§ WORK TO COMPLETE
Search the data below for the word "Dowals" and copy each line that holds it.

_ _ _ _ _

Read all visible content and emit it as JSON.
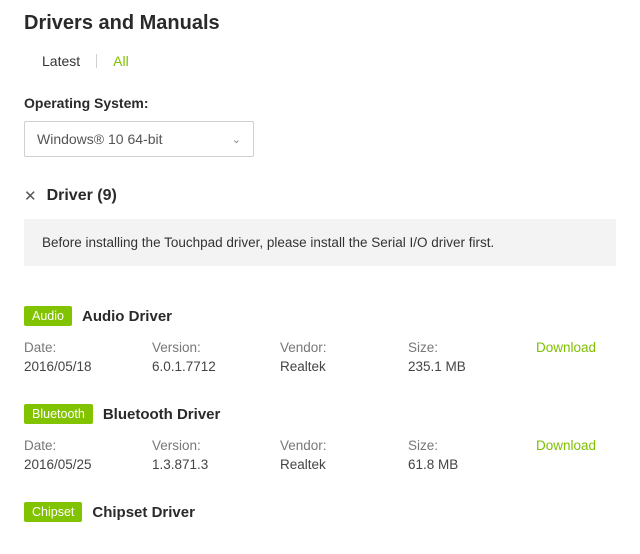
{
  "title": "Drivers and Manuals",
  "tabs": {
    "latest": "Latest",
    "all": "All"
  },
  "os": {
    "label": "Operating System:",
    "selected": "Windows® 10 64-bit"
  },
  "category": {
    "name": "Driver",
    "count": "(9)"
  },
  "notice": "Before installing the Touchpad driver, please install the Serial I/O driver first.",
  "labels": {
    "date": "Date:",
    "version": "Version:",
    "vendor": "Vendor:",
    "size": "Size:",
    "download": "Download"
  },
  "drivers": [
    {
      "badge": "Audio",
      "name": "Audio Driver",
      "date": "2016/05/18",
      "version": "6.0.1.7712",
      "vendor": "Realtek",
      "size": "235.1 MB"
    },
    {
      "badge": "Bluetooth",
      "name": "Bluetooth Driver",
      "date": "2016/05/25",
      "version": "1.3.871.3",
      "vendor": "Realtek",
      "size": "61.8 MB"
    },
    {
      "badge": "Chipset",
      "name": "Chipset Driver",
      "date": "",
      "version": "",
      "vendor": "",
      "size": ""
    }
  ]
}
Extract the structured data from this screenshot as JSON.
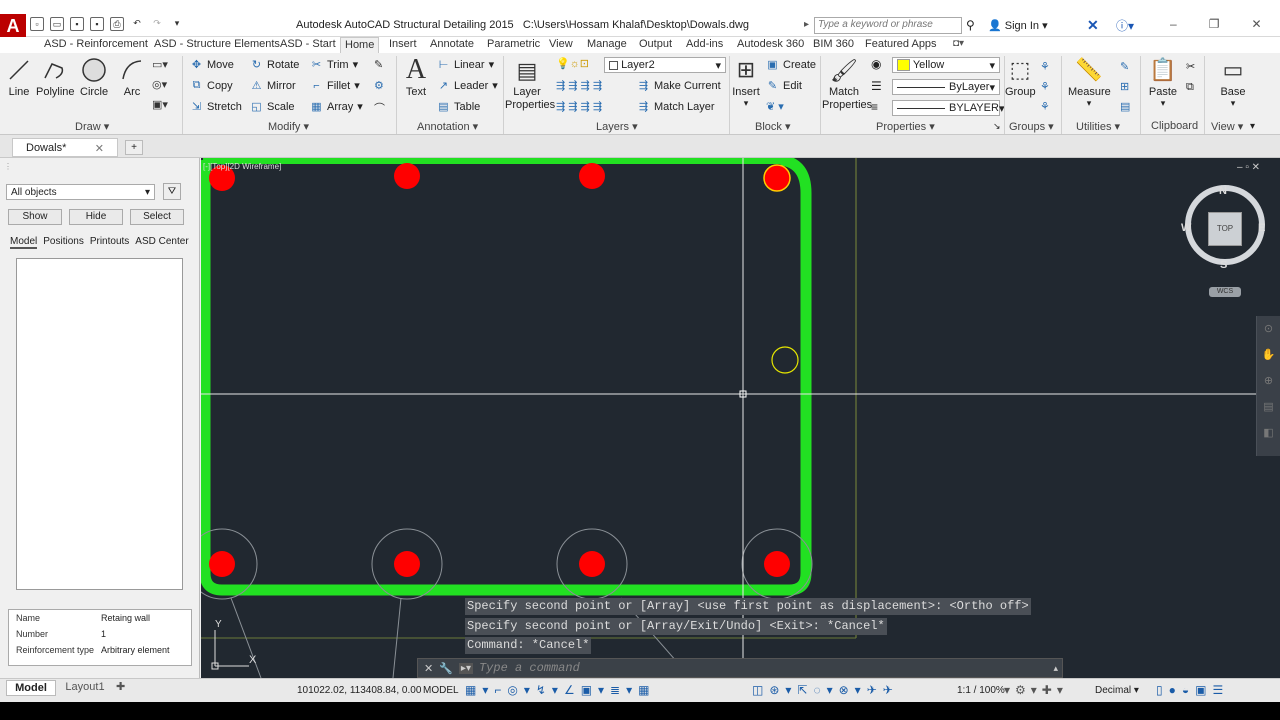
{
  "titlebar": {
    "logo": "A",
    "title": "Autodesk AutoCAD Structural Detailing 2015",
    "path": "C:\\Users\\Hossam Khalaf\\Desktop\\Dowals.dwg",
    "search_placeholder": "Type a keyword or phrase",
    "signin": "Sign In"
  },
  "tabs": [
    "ASD - Reinforcement",
    "ASD - Structure Elements",
    "ASD - Start",
    "Home",
    "Insert",
    "Annotate",
    "Parametric",
    "View",
    "Manage",
    "Output",
    "Add-ins",
    "Autodesk 360",
    "BIM 360",
    "Featured Apps"
  ],
  "active_tab": "Home",
  "ribbon": {
    "draw": {
      "line": "Line",
      "polyline": "Polyline",
      "circle": "Circle",
      "arc": "Arc",
      "title": "Draw"
    },
    "modify": {
      "move": "Move",
      "rotate": "Rotate",
      "trim": "Trim",
      "copy": "Copy",
      "mirror": "Mirror",
      "fillet": "Fillet",
      "stretch": "Stretch",
      "scale": "Scale",
      "array": "Array",
      "title": "Modify"
    },
    "annotation": {
      "text": "Text",
      "linear": "Linear",
      "leader": "Leader",
      "table": "Table",
      "title": "Annotation"
    },
    "layers": {
      "layer_properties": "Layer Properties",
      "layer_name": "Layer2",
      "make_current": "Make Current",
      "match_layer": "Match Layer",
      "title": "Layers"
    },
    "block": {
      "insert": "Insert",
      "create": "Create",
      "edit": "Edit",
      "title": "Block"
    },
    "properties": {
      "match": "Match Properties",
      "color": "Yellow",
      "linetype": "ByLayer",
      "lineweight": "BYLAYER",
      "title": "Properties"
    },
    "groups": {
      "group": "Group",
      "title": "Groups"
    },
    "utilities": {
      "measure": "Measure",
      "title": "Utilities"
    },
    "clipboard": {
      "paste": "Paste",
      "title": "Clipboard"
    },
    "view": {
      "base": "Base",
      "title": "View"
    }
  },
  "document": {
    "tab": "Dowals*"
  },
  "leftpanel": {
    "filter": "All objects",
    "show": "Show",
    "hide": "Hide",
    "select": "Select",
    "tabs": [
      "Model",
      "Positions",
      "Printouts",
      "ASD Center"
    ],
    "props": [
      {
        "k": "Name",
        "v": "Retaing wall"
      },
      {
        "k": "Number",
        "v": "1"
      },
      {
        "k": "Reinforcement type",
        "v": "Arbitrary element"
      }
    ]
  },
  "viewport": {
    "label": "[-][Top][2D Wireframe]"
  },
  "viewcube": {
    "n": "N",
    "s": "S",
    "e": "E",
    "w": "W",
    "top": "TOP",
    "wcs": "WCS"
  },
  "command": {
    "lines": [
      "Specify second point or [Array] <use first point as displacement>:  <Ortho off>",
      "Specify second point or [Array/Exit/Undo] <Exit>: *Cancel*",
      "Command: *Cancel*"
    ],
    "placeholder": "Type a command"
  },
  "ucs": {
    "x": "X",
    "y": "Y"
  },
  "layouts": [
    "Model",
    "Layout1"
  ],
  "status": {
    "coords": "101022.02, 113408.84, 0.00",
    "model": "MODEL",
    "scale": "1:1 / 100%",
    "units": "Decimal"
  },
  "colors": {
    "rebar": "#ff0000",
    "stirrup": "#22e022",
    "canvas": "#212830",
    "layer_color": "#ffff00"
  }
}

_ _ _ _ _

§ RESPONSE TO THIS EXERCISE
    "path": "C:\\Users\\Hossam Khalaf\\Desktop\\Dowals.dwg",
    "tab": "Dowals*"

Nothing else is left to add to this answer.